# DIRECTION:
What follows is a listing; give it again exactly, in its entirety.

━━━━━━━━━━━━━━━━━━━━━━━━━━━━━━

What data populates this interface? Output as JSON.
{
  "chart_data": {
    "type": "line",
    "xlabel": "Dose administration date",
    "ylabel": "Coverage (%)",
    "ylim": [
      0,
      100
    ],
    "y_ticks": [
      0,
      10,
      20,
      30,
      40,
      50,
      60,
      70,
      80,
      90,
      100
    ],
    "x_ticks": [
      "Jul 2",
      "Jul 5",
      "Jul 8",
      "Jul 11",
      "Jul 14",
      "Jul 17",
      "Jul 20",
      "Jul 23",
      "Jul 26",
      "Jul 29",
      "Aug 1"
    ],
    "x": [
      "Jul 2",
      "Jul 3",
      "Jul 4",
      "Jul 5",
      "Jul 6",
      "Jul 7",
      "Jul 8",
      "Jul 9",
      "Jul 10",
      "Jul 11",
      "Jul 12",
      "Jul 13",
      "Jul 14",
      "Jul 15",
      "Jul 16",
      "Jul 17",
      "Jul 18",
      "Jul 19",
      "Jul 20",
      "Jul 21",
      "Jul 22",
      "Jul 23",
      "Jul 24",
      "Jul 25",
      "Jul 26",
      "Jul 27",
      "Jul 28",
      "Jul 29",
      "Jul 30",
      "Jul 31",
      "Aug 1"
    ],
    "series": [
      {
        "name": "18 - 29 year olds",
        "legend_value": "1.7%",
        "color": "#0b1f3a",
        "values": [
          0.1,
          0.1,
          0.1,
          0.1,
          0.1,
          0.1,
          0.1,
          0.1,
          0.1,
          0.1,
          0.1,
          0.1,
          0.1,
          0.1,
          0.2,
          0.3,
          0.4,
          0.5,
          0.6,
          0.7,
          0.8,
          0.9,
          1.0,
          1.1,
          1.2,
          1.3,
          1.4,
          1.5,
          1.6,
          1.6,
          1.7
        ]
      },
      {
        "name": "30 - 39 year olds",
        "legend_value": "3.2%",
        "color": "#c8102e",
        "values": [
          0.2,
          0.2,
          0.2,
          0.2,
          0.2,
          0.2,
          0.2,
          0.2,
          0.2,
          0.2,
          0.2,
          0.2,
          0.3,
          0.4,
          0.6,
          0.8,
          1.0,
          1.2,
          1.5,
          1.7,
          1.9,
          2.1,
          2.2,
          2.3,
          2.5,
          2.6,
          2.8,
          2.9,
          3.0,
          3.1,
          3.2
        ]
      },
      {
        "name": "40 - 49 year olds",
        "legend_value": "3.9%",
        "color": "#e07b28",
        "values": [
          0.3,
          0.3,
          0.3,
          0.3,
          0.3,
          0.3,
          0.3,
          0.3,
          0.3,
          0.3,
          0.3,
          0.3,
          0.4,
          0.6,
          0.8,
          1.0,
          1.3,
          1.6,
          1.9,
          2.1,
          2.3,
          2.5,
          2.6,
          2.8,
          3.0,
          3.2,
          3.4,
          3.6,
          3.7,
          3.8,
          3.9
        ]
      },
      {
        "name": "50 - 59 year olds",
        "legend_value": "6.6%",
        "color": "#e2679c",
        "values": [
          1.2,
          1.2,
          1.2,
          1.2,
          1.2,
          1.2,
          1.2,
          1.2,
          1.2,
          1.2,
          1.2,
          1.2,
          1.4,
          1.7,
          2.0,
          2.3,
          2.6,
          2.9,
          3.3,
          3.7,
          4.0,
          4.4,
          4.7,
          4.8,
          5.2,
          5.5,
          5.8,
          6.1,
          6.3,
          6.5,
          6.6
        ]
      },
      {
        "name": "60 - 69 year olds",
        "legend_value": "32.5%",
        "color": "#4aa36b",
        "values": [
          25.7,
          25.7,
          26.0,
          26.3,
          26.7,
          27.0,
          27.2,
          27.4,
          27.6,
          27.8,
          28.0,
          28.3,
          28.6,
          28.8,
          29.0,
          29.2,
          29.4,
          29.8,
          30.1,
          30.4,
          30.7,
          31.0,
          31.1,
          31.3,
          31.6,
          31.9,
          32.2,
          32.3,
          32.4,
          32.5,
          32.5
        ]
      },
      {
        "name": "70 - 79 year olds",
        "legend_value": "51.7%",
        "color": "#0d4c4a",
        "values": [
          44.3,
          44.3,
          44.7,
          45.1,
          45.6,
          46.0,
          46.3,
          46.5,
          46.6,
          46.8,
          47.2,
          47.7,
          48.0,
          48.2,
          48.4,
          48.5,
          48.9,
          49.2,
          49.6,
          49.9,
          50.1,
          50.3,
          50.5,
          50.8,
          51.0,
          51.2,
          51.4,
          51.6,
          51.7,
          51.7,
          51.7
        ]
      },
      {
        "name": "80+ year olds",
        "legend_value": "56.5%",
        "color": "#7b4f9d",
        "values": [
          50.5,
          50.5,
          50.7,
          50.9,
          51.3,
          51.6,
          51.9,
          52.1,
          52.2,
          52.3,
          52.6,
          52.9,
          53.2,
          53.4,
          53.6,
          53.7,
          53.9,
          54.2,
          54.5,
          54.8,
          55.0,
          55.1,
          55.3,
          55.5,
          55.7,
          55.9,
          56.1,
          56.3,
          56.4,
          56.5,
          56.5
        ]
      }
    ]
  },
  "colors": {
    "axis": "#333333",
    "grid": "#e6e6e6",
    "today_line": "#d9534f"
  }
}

━━━━━━━━━━━━━━━━━━━━━━━━━━━━━━

# COMPLETED TASK:
What data populates this interface? Output as JSON.
{
  "chart_data": {
    "type": "line",
    "xlabel": "Dose administration date",
    "ylabel": "Coverage (%)",
    "ylim": [
      0,
      100
    ],
    "y_ticks": [
      0,
      10,
      20,
      30,
      40,
      50,
      60,
      70,
      80,
      90,
      100
    ],
    "x_ticks": [
      "Jul 2",
      "Jul 5",
      "Jul 8",
      "Jul 11",
      "Jul 14",
      "Jul 17",
      "Jul 20",
      "Jul 23",
      "Jul 26",
      "Jul 29",
      "Aug 1"
    ],
    "x": [
      "Jul 2",
      "Jul 3",
      "Jul 4",
      "Jul 5",
      "Jul 6",
      "Jul 7",
      "Jul 8",
      "Jul 9",
      "Jul 10",
      "Jul 11",
      "Jul 12",
      "Jul 13",
      "Jul 14",
      "Jul 15",
      "Jul 16",
      "Jul 17",
      "Jul 18",
      "Jul 19",
      "Jul 20",
      "Jul 21",
      "Jul 22",
      "Jul 23",
      "Jul 24",
      "Jul 25",
      "Jul 26",
      "Jul 27",
      "Jul 28",
      "Jul 29",
      "Jul 30",
      "Jul 31",
      "Aug 1"
    ],
    "series": [
      {
        "name": "18 - 29 year olds",
        "legend_value": "1.7%",
        "color": "#0b1f3a",
        "values": [
          0.1,
          0.1,
          0.1,
          0.1,
          0.1,
          0.1,
          0.1,
          0.1,
          0.1,
          0.1,
          0.1,
          0.1,
          0.1,
          0.1,
          0.2,
          0.3,
          0.4,
          0.5,
          0.6,
          0.7,
          0.8,
          0.9,
          1.0,
          1.1,
          1.2,
          1.3,
          1.4,
          1.5,
          1.6,
          1.6,
          1.7
        ]
      },
      {
        "name": "30 - 39 year olds",
        "legend_value": "3.2%",
        "color": "#c8102e",
        "values": [
          0.2,
          0.2,
          0.2,
          0.2,
          0.2,
          0.2,
          0.2,
          0.2,
          0.2,
          0.2,
          0.2,
          0.2,
          0.3,
          0.4,
          0.6,
          0.8,
          1.0,
          1.2,
          1.5,
          1.7,
          1.9,
          2.1,
          2.2,
          2.3,
          2.5,
          2.6,
          2.8,
          2.9,
          3.0,
          3.1,
          3.2
        ]
      },
      {
        "name": "40 - 49 year olds",
        "legend_value": "3.9%",
        "color": "#e07b28",
        "values": [
          0.3,
          0.3,
          0.3,
          0.3,
          0.3,
          0.3,
          0.3,
          0.3,
          0.3,
          0.3,
          0.3,
          0.3,
          0.4,
          0.6,
          0.8,
          1.0,
          1.3,
          1.6,
          1.9,
          2.1,
          2.3,
          2.5,
          2.6,
          2.8,
          3.0,
          3.2,
          3.4,
          3.6,
          3.7,
          3.8,
          3.9
        ]
      },
      {
        "name": "50 - 59 year olds",
        "legend_value": "6.6%",
        "color": "#e2679c",
        "values": [
          1.2,
          1.2,
          1.2,
          1.2,
          1.2,
          1.2,
          1.2,
          1.2,
          1.2,
          1.2,
          1.2,
          1.2,
          1.4,
          1.7,
          2.0,
          2.3,
          2.6,
          2.9,
          3.3,
          3.7,
          4.0,
          4.4,
          4.7,
          4.8,
          5.2,
          5.5,
          5.8,
          6.1,
          6.3,
          6.5,
          6.6
        ]
      },
      {
        "name": "60 - 69 year olds",
        "legend_value": "32.5%",
        "color": "#4aa36b",
        "values": [
          25.7,
          25.7,
          26.0,
          26.3,
          26.7,
          27.0,
          27.2,
          27.4,
          27.6,
          27.8,
          28.0,
          28.3,
          28.6,
          28.8,
          29.0,
          29.2,
          29.4,
          29.8,
          30.1,
          30.4,
          30.7,
          31.0,
          31.1,
          31.3,
          31.6,
          31.9,
          32.2,
          32.3,
          32.4,
          32.5,
          32.5
        ]
      },
      {
        "name": "70 - 79 year olds",
        "legend_value": "51.7%",
        "color": "#0d4c4a",
        "values": [
          44.3,
          44.3,
          44.7,
          45.1,
          45.6,
          46.0,
          46.3,
          46.5,
          46.6,
          46.8,
          47.2,
          47.7,
          48.0,
          48.2,
          48.4,
          48.5,
          48.9,
          49.2,
          49.6,
          49.9,
          50.1,
          50.3,
          50.5,
          50.8,
          51.0,
          51.2,
          51.4,
          51.6,
          51.7,
          51.7,
          51.7
        ]
      },
      {
        "name": "80+ year olds",
        "legend_value": "56.5%",
        "color": "#7b4f9d",
        "values": [
          50.5,
          50.5,
          50.7,
          50.9,
          51.3,
          51.6,
          51.9,
          52.1,
          52.2,
          52.3,
          52.6,
          52.9,
          53.2,
          53.4,
          53.6,
          53.7,
          53.9,
          54.2,
          54.5,
          54.8,
          55.0,
          55.1,
          55.3,
          55.5,
          55.7,
          55.9,
          56.1,
          56.3,
          56.4,
          56.5,
          56.5
        ]
      }
    ]
  },
  "colors": {
    "axis": "#333333",
    "grid": "#e6e6e6",
    "today_line": "#d9534f"
  }
}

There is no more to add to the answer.